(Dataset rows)
· · · ·
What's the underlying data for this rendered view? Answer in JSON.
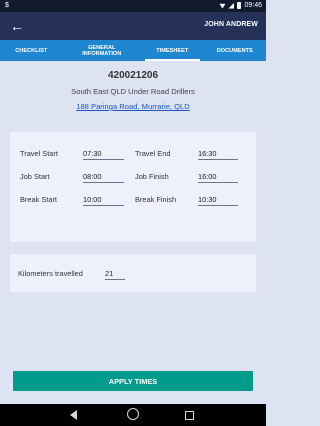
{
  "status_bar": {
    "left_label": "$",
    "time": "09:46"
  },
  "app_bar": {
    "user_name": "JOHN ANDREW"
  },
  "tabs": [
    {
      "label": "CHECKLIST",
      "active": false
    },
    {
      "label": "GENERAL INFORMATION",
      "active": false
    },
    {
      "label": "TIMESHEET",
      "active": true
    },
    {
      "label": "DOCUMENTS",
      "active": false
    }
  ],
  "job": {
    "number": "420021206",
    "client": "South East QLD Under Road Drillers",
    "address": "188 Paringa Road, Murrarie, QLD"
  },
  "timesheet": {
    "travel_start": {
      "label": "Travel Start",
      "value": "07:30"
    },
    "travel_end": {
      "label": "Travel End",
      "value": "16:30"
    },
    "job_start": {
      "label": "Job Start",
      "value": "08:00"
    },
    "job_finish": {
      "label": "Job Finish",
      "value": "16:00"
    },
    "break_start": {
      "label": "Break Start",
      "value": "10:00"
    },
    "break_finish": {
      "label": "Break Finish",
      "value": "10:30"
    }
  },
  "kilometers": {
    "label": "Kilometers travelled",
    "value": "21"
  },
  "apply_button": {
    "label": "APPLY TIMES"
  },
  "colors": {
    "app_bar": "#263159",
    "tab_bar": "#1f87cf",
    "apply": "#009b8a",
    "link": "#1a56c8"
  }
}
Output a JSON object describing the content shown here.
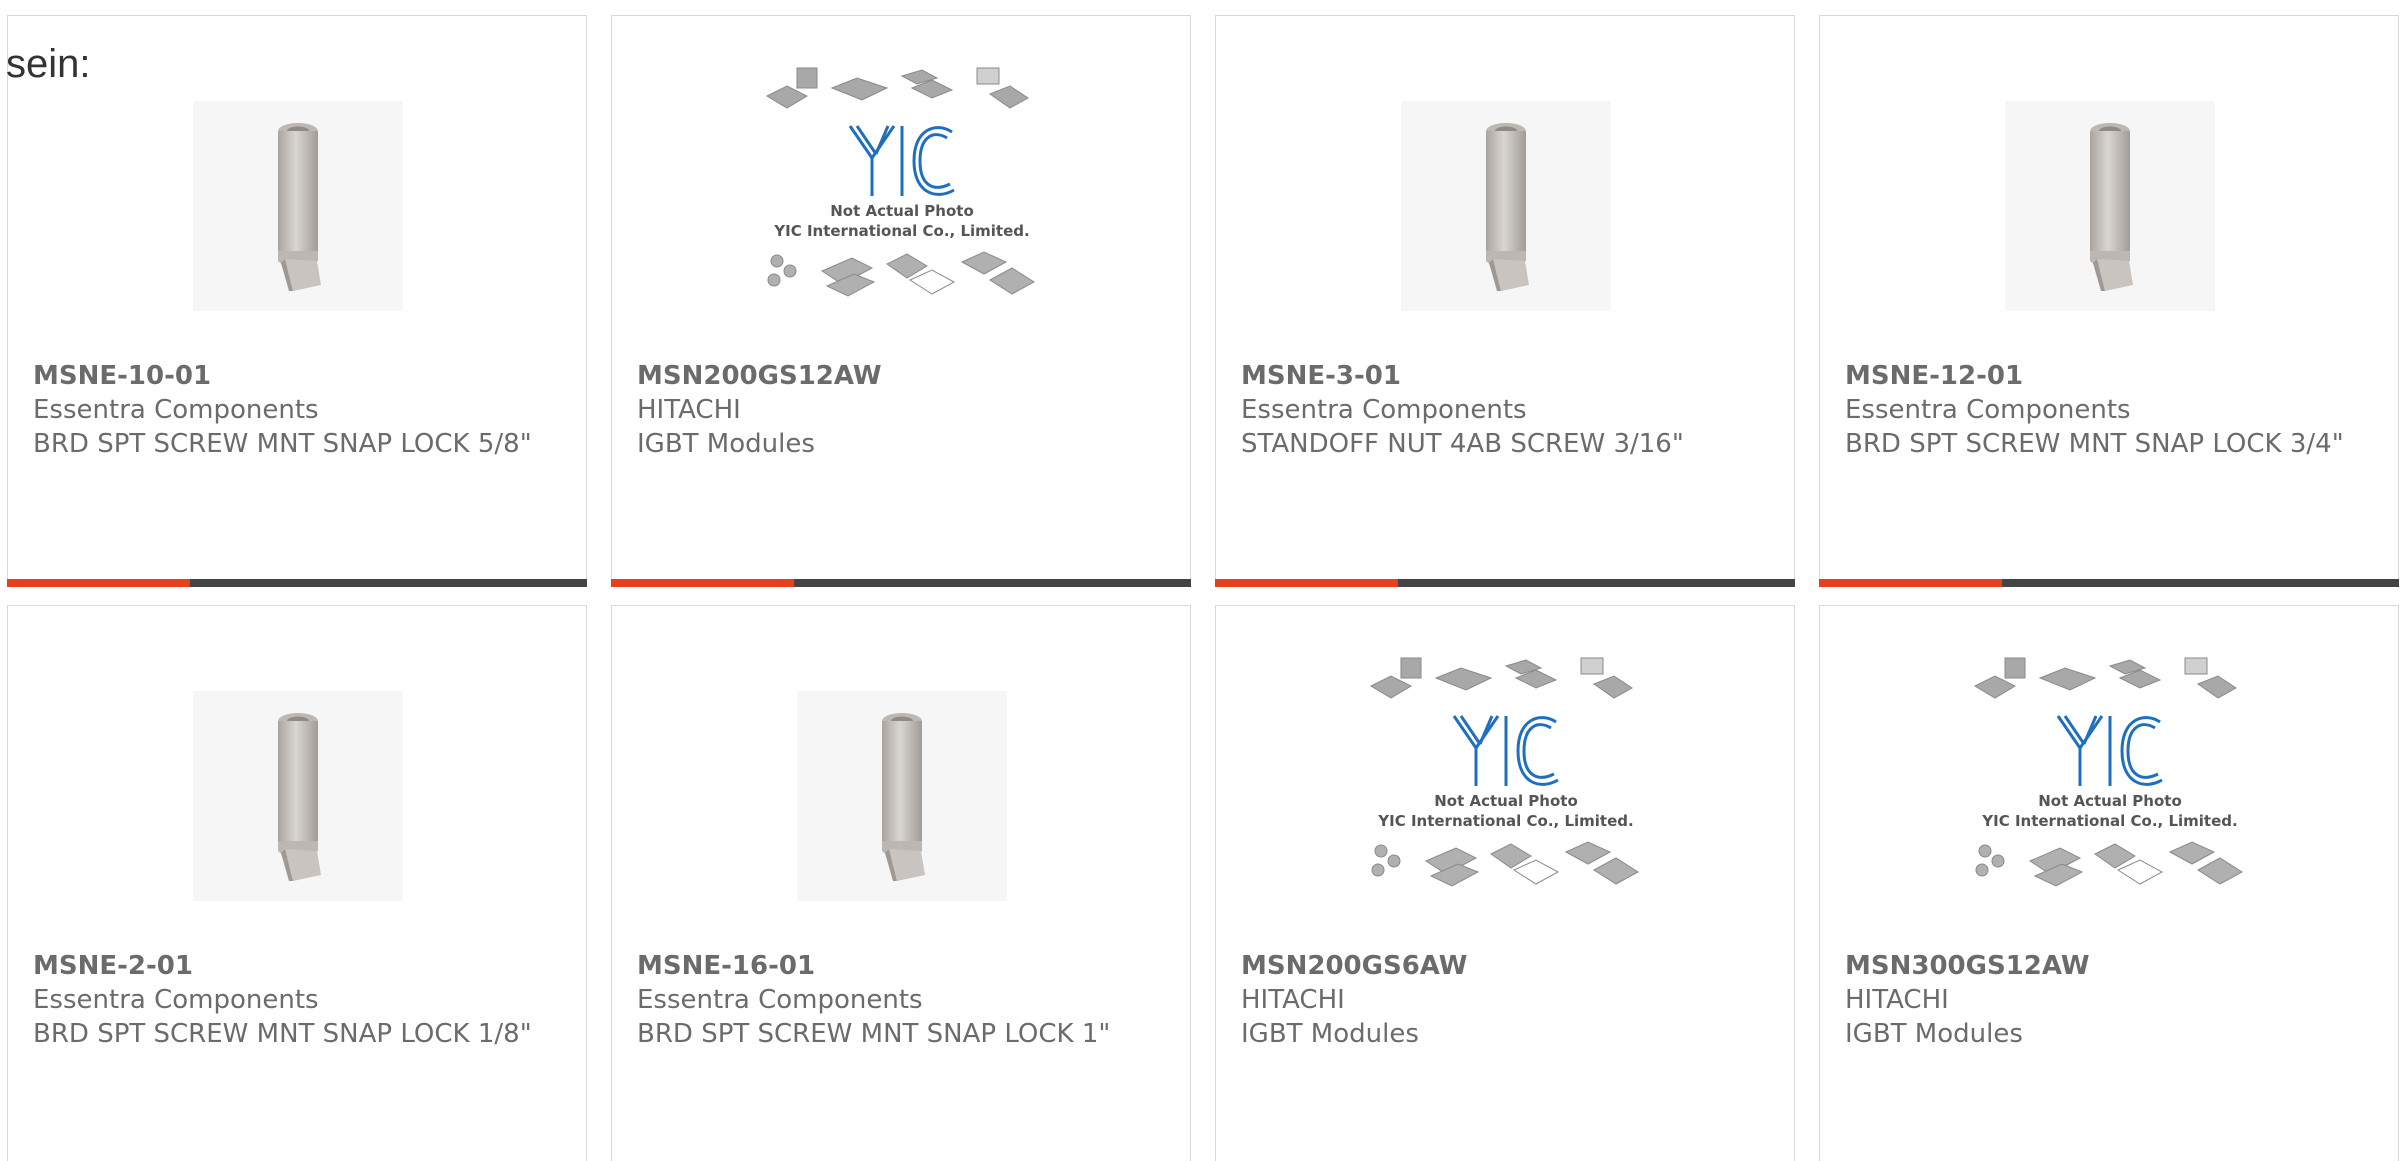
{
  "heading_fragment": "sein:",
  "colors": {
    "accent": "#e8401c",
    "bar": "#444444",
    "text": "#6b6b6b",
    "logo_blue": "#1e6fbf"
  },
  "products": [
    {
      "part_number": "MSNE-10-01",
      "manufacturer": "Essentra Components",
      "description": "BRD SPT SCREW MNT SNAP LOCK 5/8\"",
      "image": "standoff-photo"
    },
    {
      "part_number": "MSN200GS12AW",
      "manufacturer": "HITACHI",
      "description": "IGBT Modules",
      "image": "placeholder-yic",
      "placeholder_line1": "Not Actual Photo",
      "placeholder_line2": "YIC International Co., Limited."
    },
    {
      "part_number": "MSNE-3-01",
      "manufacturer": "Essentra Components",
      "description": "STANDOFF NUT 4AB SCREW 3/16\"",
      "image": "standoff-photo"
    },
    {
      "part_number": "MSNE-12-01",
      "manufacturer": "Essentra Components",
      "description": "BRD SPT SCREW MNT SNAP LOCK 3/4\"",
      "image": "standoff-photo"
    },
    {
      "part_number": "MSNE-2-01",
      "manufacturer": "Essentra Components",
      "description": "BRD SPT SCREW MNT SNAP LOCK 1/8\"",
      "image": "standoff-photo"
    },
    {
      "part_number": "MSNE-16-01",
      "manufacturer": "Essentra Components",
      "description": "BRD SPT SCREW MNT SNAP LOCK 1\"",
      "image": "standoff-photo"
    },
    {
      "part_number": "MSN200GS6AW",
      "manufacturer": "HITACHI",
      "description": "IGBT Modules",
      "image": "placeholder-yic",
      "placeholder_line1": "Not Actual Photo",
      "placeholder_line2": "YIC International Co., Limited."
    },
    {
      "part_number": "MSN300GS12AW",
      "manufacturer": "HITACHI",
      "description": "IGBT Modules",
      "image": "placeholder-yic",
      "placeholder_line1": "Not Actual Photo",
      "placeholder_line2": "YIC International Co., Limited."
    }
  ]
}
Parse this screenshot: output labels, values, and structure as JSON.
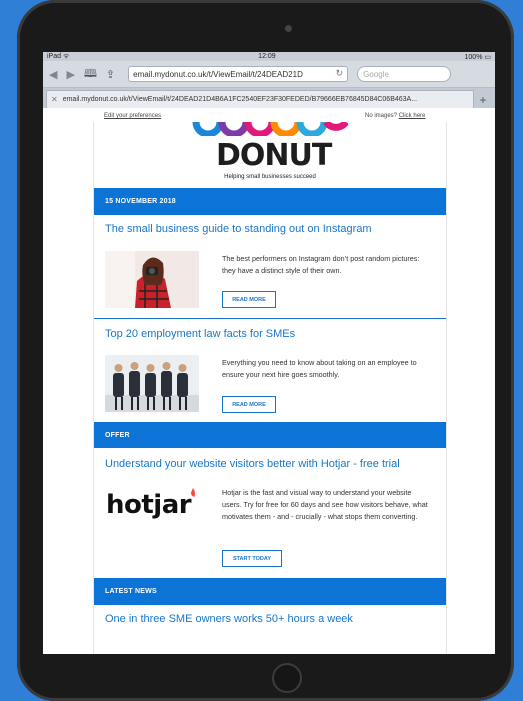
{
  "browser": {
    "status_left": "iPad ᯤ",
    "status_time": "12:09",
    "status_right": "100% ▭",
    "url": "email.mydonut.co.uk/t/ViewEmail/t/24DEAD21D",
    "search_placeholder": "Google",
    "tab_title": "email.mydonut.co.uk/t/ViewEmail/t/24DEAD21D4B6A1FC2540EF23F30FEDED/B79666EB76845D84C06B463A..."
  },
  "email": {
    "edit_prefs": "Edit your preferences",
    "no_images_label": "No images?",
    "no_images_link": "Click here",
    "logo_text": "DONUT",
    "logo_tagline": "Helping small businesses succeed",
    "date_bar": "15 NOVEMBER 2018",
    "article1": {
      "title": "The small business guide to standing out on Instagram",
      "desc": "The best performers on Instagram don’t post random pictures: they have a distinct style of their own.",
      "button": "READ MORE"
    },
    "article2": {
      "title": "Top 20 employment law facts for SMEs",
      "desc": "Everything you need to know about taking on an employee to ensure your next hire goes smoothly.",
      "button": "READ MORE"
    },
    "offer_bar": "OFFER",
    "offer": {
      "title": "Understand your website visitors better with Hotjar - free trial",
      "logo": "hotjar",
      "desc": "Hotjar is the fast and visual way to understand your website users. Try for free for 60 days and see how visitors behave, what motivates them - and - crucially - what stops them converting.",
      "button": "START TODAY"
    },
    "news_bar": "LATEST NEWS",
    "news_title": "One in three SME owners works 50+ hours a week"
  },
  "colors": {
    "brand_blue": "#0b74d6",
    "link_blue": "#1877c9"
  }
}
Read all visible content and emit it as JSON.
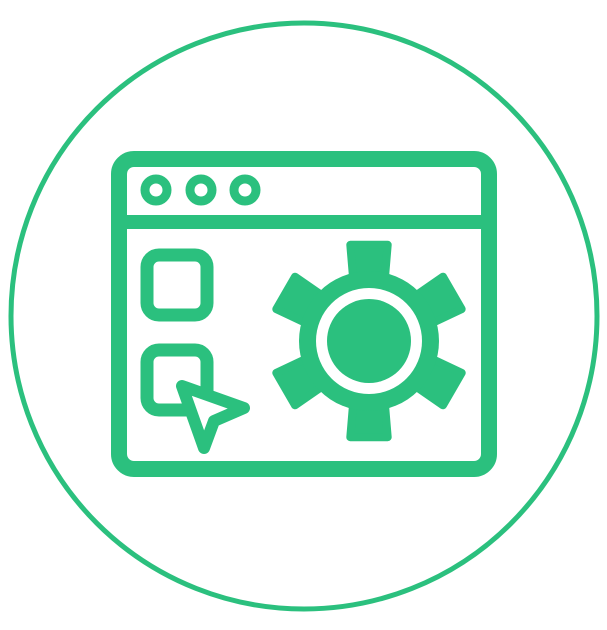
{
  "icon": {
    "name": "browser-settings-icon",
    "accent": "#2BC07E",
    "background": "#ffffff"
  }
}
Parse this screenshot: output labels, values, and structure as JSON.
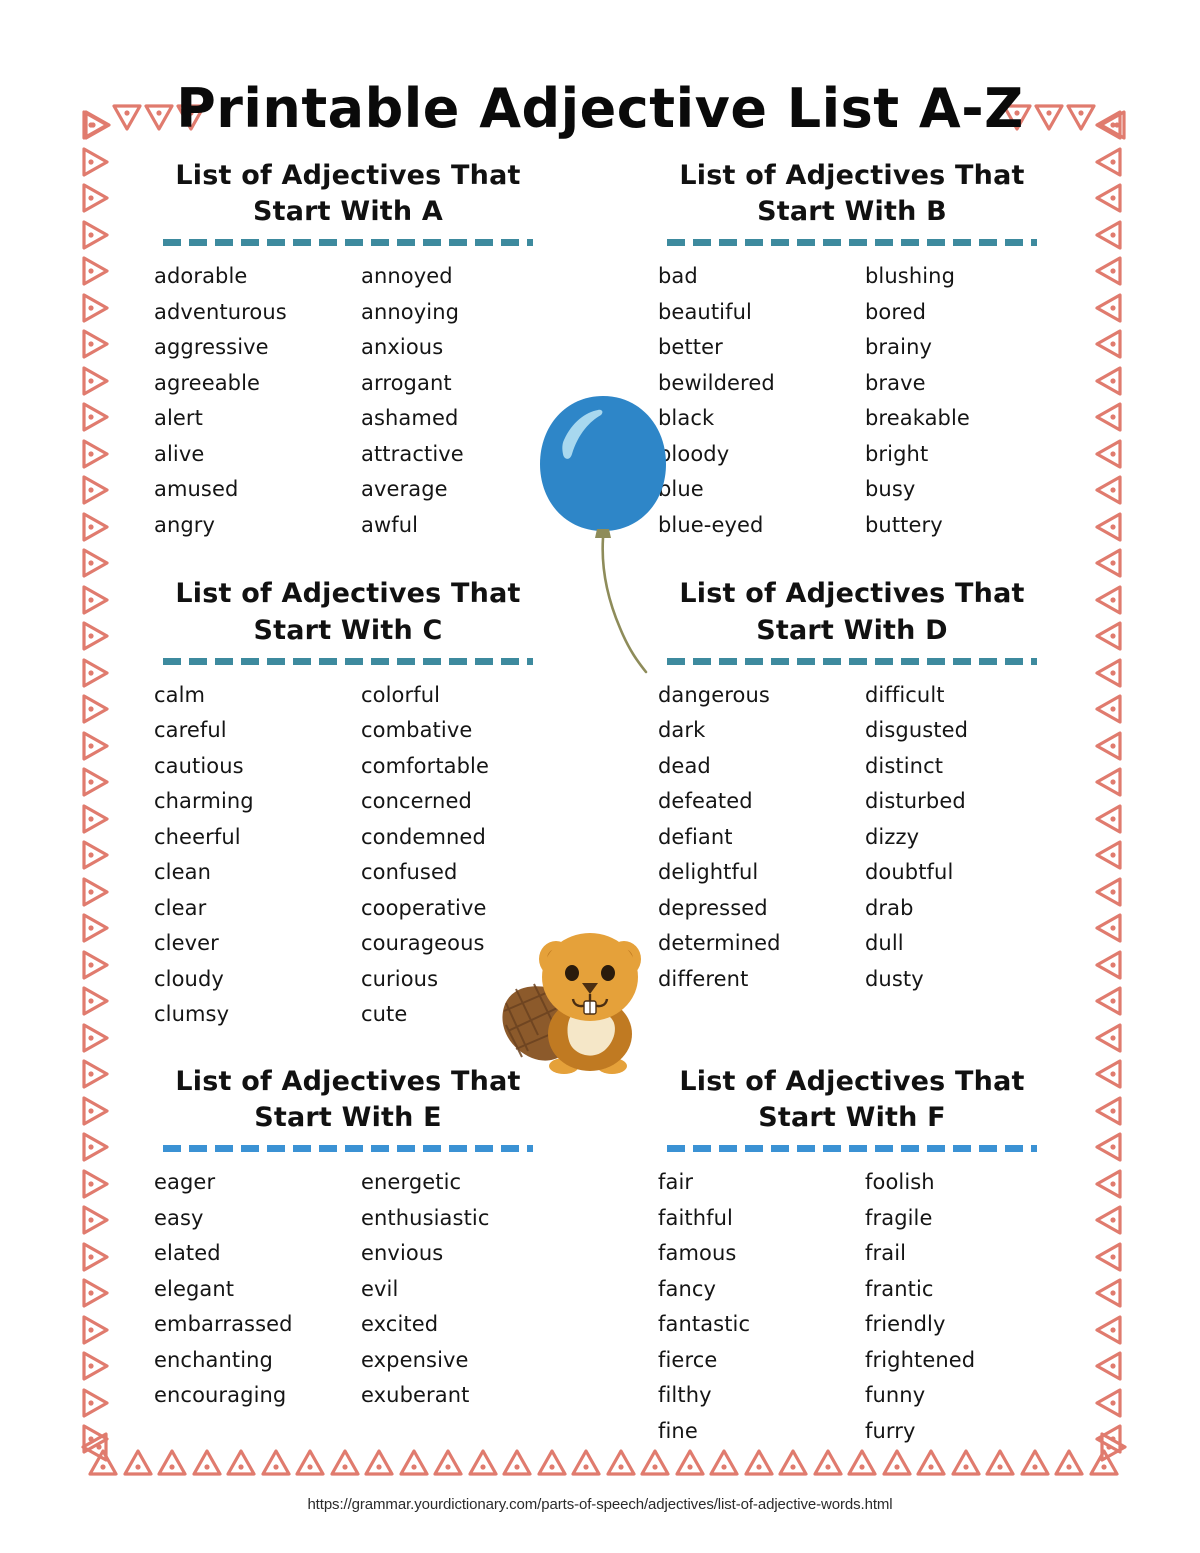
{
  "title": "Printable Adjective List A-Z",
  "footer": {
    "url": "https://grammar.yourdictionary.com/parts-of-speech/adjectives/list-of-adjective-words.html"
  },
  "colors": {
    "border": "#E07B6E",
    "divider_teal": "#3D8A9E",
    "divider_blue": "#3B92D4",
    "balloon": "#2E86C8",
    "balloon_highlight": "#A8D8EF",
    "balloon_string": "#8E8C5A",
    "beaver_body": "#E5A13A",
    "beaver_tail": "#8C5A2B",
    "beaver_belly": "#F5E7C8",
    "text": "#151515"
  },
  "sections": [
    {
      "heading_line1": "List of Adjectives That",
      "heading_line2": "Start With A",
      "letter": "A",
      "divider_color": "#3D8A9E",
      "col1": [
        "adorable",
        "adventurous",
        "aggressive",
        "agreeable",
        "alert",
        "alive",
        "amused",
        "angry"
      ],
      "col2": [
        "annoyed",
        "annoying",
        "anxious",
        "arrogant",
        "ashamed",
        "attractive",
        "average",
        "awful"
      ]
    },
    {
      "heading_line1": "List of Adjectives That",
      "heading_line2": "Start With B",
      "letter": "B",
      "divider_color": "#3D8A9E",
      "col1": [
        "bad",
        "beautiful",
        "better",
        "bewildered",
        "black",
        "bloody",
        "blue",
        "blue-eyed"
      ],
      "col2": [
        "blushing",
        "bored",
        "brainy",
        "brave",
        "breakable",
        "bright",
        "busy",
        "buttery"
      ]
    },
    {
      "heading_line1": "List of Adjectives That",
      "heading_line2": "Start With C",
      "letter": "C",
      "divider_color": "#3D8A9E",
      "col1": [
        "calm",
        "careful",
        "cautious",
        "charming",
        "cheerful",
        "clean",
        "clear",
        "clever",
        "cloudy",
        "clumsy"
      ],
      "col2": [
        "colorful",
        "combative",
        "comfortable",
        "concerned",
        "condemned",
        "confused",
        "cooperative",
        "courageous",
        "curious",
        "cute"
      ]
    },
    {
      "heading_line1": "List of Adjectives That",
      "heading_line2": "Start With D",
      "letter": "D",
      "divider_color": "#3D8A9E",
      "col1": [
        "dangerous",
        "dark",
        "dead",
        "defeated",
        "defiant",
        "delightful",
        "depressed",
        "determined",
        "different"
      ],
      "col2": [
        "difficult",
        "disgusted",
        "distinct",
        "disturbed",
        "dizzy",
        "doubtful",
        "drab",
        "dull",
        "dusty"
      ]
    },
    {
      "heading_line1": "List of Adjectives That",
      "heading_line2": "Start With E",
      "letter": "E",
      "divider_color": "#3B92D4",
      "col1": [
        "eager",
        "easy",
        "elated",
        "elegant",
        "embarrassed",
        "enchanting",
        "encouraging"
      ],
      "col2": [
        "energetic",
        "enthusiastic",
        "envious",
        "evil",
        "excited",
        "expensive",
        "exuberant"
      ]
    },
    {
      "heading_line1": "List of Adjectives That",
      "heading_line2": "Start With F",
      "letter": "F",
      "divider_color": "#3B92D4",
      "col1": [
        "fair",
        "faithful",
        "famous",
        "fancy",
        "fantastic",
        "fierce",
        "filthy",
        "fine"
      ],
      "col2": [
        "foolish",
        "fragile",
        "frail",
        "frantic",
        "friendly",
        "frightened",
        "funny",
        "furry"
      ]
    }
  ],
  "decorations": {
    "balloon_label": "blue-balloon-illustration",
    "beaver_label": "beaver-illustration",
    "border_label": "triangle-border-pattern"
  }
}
· · · ·
### SET PROBLEM
Report the number of lines in the entries above that include the word "here" and add nothing to it.

### THE COMPLETED TASK
2